# start of Material for this task
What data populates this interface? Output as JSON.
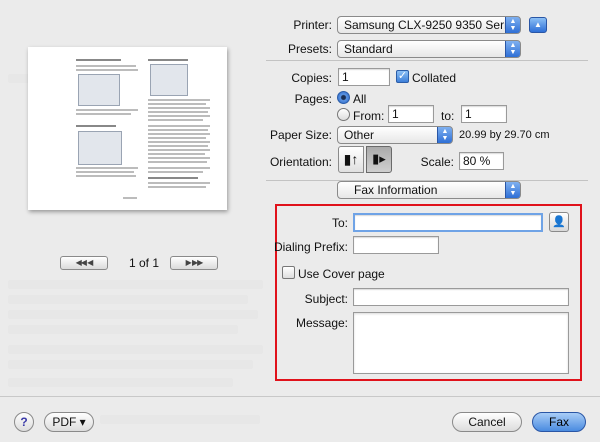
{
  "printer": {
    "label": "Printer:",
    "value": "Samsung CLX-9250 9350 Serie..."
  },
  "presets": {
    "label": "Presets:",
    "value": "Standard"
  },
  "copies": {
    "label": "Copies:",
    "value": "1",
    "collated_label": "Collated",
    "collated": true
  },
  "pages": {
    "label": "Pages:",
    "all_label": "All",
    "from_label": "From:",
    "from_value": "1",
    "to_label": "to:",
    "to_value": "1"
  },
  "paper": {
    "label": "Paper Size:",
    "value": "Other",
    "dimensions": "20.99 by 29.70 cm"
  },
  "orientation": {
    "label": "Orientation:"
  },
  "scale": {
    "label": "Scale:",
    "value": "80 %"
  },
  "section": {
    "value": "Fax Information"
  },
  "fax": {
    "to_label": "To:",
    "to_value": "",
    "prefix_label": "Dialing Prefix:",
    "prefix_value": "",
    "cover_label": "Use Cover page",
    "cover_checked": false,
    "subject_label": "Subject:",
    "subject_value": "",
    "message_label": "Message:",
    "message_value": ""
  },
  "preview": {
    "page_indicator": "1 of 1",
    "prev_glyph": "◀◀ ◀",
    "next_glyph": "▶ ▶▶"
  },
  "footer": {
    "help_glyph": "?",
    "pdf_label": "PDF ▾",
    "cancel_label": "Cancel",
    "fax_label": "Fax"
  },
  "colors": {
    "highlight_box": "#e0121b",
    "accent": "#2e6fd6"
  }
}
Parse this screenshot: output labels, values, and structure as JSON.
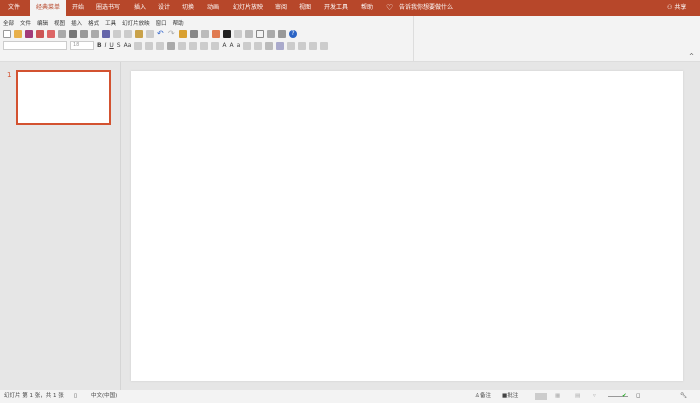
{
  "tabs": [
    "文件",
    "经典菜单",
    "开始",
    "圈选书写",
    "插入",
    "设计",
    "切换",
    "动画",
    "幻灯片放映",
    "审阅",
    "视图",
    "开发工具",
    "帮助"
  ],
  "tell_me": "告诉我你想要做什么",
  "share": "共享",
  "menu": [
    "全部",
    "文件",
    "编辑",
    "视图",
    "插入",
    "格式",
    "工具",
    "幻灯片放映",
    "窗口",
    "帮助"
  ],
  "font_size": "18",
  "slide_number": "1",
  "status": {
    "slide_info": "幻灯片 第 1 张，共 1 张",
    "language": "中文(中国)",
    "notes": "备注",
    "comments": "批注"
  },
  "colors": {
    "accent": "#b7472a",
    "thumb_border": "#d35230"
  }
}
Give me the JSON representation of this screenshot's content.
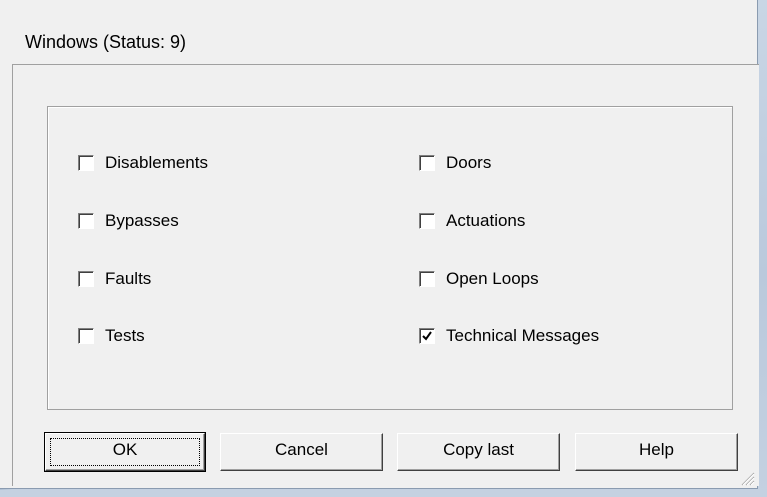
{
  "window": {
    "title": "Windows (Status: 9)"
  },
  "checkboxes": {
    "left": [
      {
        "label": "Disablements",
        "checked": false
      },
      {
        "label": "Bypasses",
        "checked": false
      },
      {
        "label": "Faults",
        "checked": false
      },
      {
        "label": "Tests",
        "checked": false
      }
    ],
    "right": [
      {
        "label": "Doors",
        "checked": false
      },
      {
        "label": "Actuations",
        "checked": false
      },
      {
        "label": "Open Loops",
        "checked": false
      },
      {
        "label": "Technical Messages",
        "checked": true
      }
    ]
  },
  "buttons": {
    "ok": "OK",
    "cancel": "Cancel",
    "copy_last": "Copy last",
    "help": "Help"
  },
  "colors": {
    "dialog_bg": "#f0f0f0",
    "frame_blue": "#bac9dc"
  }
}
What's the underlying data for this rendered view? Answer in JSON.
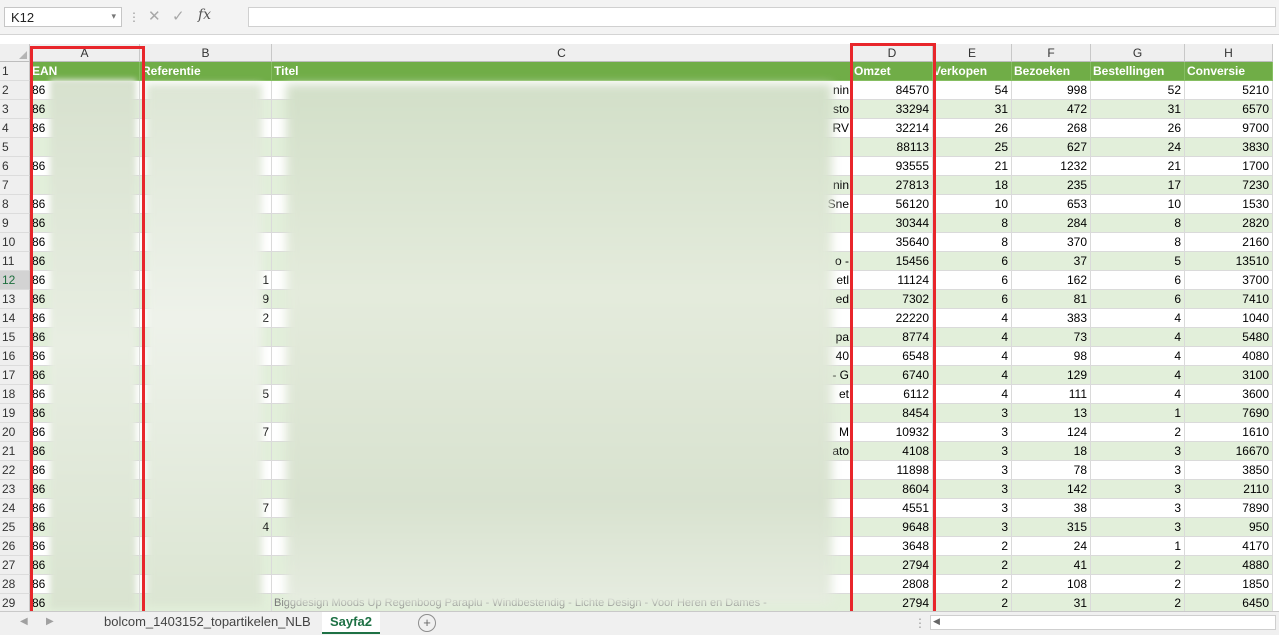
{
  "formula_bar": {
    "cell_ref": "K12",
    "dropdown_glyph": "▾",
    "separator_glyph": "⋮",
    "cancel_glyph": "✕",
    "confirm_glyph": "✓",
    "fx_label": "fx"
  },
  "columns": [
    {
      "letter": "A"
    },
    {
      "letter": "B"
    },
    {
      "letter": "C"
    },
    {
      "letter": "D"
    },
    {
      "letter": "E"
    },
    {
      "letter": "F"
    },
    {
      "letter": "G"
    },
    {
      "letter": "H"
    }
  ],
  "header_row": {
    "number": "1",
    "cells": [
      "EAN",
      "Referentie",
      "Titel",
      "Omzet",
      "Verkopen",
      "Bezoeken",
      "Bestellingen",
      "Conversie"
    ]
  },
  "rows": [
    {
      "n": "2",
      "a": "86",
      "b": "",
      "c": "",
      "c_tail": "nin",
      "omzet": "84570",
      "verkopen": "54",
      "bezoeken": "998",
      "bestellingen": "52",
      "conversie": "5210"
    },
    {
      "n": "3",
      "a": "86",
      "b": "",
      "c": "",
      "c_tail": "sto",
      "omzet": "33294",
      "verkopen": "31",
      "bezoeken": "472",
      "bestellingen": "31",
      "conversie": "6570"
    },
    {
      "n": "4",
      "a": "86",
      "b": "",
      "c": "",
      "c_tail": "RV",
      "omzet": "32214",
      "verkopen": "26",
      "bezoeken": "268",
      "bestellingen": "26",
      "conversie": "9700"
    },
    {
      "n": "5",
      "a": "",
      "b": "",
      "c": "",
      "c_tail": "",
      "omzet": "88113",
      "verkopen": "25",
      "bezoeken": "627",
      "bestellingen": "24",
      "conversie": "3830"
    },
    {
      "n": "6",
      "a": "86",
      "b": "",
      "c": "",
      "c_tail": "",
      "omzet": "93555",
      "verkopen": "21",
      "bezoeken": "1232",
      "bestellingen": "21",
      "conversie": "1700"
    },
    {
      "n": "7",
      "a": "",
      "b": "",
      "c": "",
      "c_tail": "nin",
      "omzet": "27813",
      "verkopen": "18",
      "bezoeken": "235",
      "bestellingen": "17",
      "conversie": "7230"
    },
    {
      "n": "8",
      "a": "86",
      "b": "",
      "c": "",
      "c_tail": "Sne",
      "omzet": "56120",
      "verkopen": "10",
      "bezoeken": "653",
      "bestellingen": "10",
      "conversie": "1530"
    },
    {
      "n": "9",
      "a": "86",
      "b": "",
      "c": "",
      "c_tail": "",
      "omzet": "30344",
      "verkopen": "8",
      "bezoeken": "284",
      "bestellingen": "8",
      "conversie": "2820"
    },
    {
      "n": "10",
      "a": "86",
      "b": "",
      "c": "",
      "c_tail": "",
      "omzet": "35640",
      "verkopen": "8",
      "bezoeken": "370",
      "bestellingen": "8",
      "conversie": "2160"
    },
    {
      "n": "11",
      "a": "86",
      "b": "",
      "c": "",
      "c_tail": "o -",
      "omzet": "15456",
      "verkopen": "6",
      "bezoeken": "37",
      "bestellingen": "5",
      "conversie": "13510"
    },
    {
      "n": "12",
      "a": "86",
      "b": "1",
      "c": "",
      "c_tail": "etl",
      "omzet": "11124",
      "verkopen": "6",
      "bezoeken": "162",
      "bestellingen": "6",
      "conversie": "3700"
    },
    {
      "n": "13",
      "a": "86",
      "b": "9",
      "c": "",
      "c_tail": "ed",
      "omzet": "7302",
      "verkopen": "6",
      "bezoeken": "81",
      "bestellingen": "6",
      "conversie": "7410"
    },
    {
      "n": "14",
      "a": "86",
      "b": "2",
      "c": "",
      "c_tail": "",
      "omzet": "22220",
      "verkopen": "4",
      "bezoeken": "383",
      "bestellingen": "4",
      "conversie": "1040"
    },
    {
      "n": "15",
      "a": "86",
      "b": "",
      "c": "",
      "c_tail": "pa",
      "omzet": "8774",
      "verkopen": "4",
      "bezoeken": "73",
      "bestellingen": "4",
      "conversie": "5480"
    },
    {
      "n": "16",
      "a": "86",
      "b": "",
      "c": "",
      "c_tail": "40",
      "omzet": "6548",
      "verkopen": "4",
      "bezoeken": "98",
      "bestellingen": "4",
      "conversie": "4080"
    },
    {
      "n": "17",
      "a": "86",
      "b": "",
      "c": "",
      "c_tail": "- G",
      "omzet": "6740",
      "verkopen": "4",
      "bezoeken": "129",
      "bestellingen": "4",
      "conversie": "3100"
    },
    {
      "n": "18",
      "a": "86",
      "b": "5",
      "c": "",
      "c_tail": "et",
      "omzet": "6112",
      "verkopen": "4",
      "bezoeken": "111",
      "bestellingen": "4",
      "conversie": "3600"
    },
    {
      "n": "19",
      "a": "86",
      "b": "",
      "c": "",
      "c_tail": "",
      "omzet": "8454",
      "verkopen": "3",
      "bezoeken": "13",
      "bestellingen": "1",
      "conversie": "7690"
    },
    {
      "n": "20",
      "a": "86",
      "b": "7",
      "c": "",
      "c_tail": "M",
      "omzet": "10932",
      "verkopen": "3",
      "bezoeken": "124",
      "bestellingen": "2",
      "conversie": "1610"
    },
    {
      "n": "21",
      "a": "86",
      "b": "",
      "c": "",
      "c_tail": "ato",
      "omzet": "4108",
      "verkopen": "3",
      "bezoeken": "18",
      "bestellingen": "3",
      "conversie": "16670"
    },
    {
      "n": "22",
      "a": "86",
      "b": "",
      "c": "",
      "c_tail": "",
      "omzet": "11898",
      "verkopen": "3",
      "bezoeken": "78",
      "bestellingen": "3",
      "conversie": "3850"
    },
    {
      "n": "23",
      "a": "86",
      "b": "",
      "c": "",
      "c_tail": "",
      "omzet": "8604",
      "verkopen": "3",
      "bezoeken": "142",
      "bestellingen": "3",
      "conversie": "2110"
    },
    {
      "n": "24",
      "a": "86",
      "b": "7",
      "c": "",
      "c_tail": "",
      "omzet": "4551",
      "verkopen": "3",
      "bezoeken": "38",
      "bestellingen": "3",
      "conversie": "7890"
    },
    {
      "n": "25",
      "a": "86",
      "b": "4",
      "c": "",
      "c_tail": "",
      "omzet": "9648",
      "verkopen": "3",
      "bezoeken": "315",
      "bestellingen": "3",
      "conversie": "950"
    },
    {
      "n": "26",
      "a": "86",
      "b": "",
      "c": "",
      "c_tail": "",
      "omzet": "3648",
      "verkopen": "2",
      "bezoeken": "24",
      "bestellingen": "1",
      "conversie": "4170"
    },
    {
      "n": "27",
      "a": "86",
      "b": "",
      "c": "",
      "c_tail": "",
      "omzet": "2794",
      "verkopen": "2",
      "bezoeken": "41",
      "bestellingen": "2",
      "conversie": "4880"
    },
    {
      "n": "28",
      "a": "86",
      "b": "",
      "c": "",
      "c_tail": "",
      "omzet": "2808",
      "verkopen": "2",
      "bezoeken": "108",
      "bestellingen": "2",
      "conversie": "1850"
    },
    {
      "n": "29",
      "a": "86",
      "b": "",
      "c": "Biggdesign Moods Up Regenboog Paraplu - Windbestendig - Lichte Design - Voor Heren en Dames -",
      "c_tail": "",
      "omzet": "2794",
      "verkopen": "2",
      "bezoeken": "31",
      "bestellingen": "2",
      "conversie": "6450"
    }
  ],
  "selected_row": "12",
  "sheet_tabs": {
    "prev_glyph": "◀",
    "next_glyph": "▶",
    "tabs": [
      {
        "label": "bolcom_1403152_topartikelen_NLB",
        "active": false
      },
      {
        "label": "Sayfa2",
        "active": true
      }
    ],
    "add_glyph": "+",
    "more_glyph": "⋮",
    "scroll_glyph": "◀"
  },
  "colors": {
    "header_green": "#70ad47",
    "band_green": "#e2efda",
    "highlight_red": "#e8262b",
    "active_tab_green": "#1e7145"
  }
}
# end of Material for this task
Work to do:
Show every line where the string "What" appears.

Answer to this exercise:
What data populates this interface? Output as JSON.
What's the underlying data for this rendered view? Answer in JSON.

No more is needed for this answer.